--- BEGIN Raw records ---

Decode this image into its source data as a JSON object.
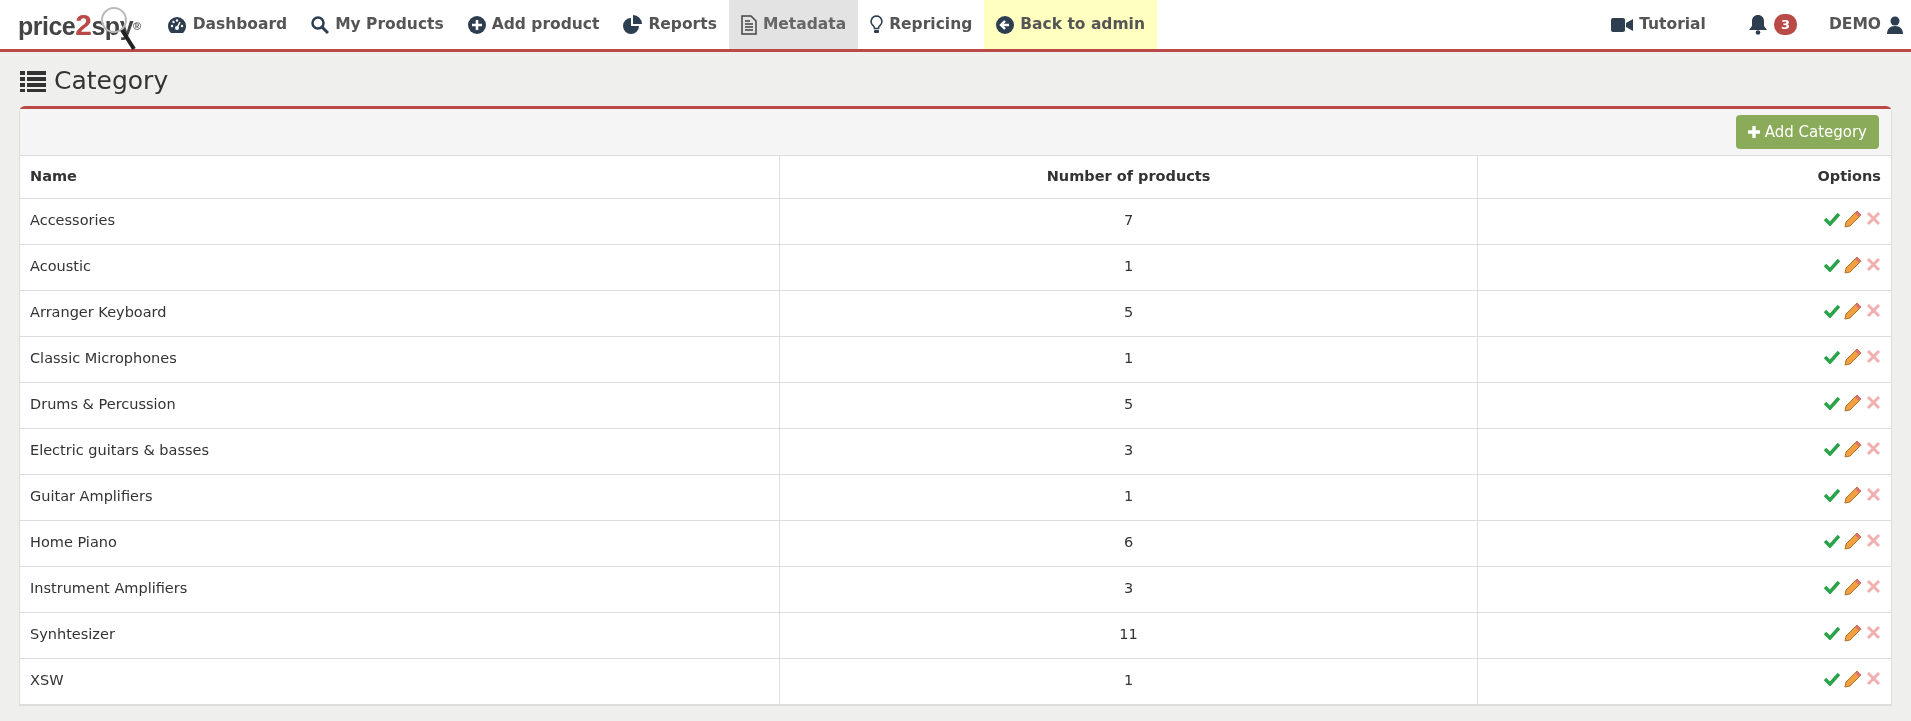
{
  "logo": {
    "parts": [
      "price",
      "2",
      "spy"
    ],
    "mark": "®"
  },
  "nav": [
    {
      "label": "Dashboard",
      "selected": false,
      "highlighted": false
    },
    {
      "label": "My Products",
      "selected": false,
      "highlighted": false
    },
    {
      "label": "Add product",
      "selected": false,
      "highlighted": false
    },
    {
      "label": "Reports",
      "selected": false,
      "highlighted": false
    },
    {
      "label": "Metadata",
      "selected": true,
      "highlighted": false
    },
    {
      "label": "Repricing",
      "selected": false,
      "highlighted": false
    },
    {
      "label": "Back to admin",
      "selected": false,
      "highlighted": true
    }
  ],
  "right_nav": {
    "tutorial": "Tutorial",
    "notifications": "3",
    "user": "DEMO"
  },
  "page_title": "Category",
  "add_button": "Add Category",
  "table": {
    "columns": [
      "Name",
      "Number of products",
      "Options"
    ],
    "rows": [
      {
        "name": "Accessories",
        "count": "7"
      },
      {
        "name": "Acoustic",
        "count": "1"
      },
      {
        "name": "Arranger Keyboard",
        "count": "5"
      },
      {
        "name": "Classic Microphones",
        "count": "1"
      },
      {
        "name": "Drums & Percussion",
        "count": "5"
      },
      {
        "name": "Electric guitars & basses",
        "count": "3"
      },
      {
        "name": "Guitar Amplifiers",
        "count": "1"
      },
      {
        "name": "Home Piano",
        "count": "6"
      },
      {
        "name": "Instrument Amplifiers",
        "count": "3"
      },
      {
        "name": "Synhtesizer",
        "count": "11"
      },
      {
        "name": "XSW",
        "count": "1"
      }
    ]
  }
}
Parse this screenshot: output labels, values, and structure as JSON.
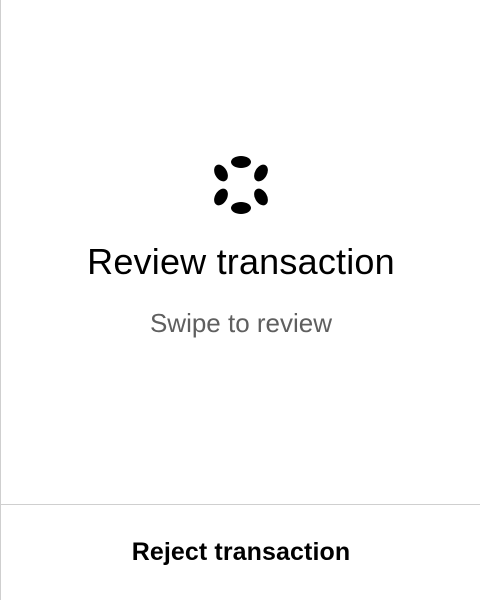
{
  "review": {
    "logo_icon": "polkadot-logo-icon",
    "title": "Review transaction",
    "subtitle": "Swipe to review"
  },
  "footer": {
    "reject_label": "Reject transaction"
  },
  "colors": {
    "background": "#ffffff",
    "text": "#000000",
    "secondary_text": "#5f5f5f",
    "divider": "#cfcfcf"
  }
}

--- END Raw records ---

To do
Return the material word for word. Pictures are not part of the copy.

Solution to this task
Decode this image into its source data as a JSON object.
{
  "logo": {
    "parts": [
      "price",
      "2",
      "spy"
    ],
    "mark": "®"
  },
  "nav": [
    {
      "label": "Dashboard",
      "selected": false,
      "highlighted": false
    },
    {
      "label": "My Products",
      "selected": false,
      "highlighted": false
    },
    {
      "label": "Add product",
      "selected": false,
      "highlighted": false
    },
    {
      "label": "Reports",
      "selected": false,
      "highlighted": false
    },
    {
      "label": "Metadata",
      "selected": true,
      "highlighted": false
    },
    {
      "label": "Repricing",
      "selected": false,
      "highlighted": false
    },
    {
      "label": "Back to admin",
      "selected": false,
      "highlighted": true
    }
  ],
  "right_nav": {
    "tutorial": "Tutorial",
    "notifications": "3",
    "user": "DEMO"
  },
  "page_title": "Category",
  "add_button": "Add Category",
  "table": {
    "columns": [
      "Name",
      "Number of products",
      "Options"
    ],
    "rows": [
      {
        "name": "Accessories",
        "count": "7"
      },
      {
        "name": "Acoustic",
        "count": "1"
      },
      {
        "name": "Arranger Keyboard",
        "count": "5"
      },
      {
        "name": "Classic Microphones",
        "count": "1"
      },
      {
        "name": "Drums & Percussion",
        "count": "5"
      },
      {
        "name": "Electric guitars & basses",
        "count": "3"
      },
      {
        "name": "Guitar Amplifiers",
        "count": "1"
      },
      {
        "name": "Home Piano",
        "count": "6"
      },
      {
        "name": "Instrument Amplifiers",
        "count": "3"
      },
      {
        "name": "Synhtesizer",
        "count": "11"
      },
      {
        "name": "XSW",
        "count": "1"
      }
    ]
  }
}
Parse this screenshot: output labels, values, and structure as JSON.
{
  "review": {
    "logo_icon": "polkadot-logo-icon",
    "title": "Review transaction",
    "subtitle": "Swipe to review"
  },
  "footer": {
    "reject_label": "Reject transaction"
  },
  "colors": {
    "background": "#ffffff",
    "text": "#000000",
    "secondary_text": "#5f5f5f",
    "divider": "#cfcfcf"
  }
}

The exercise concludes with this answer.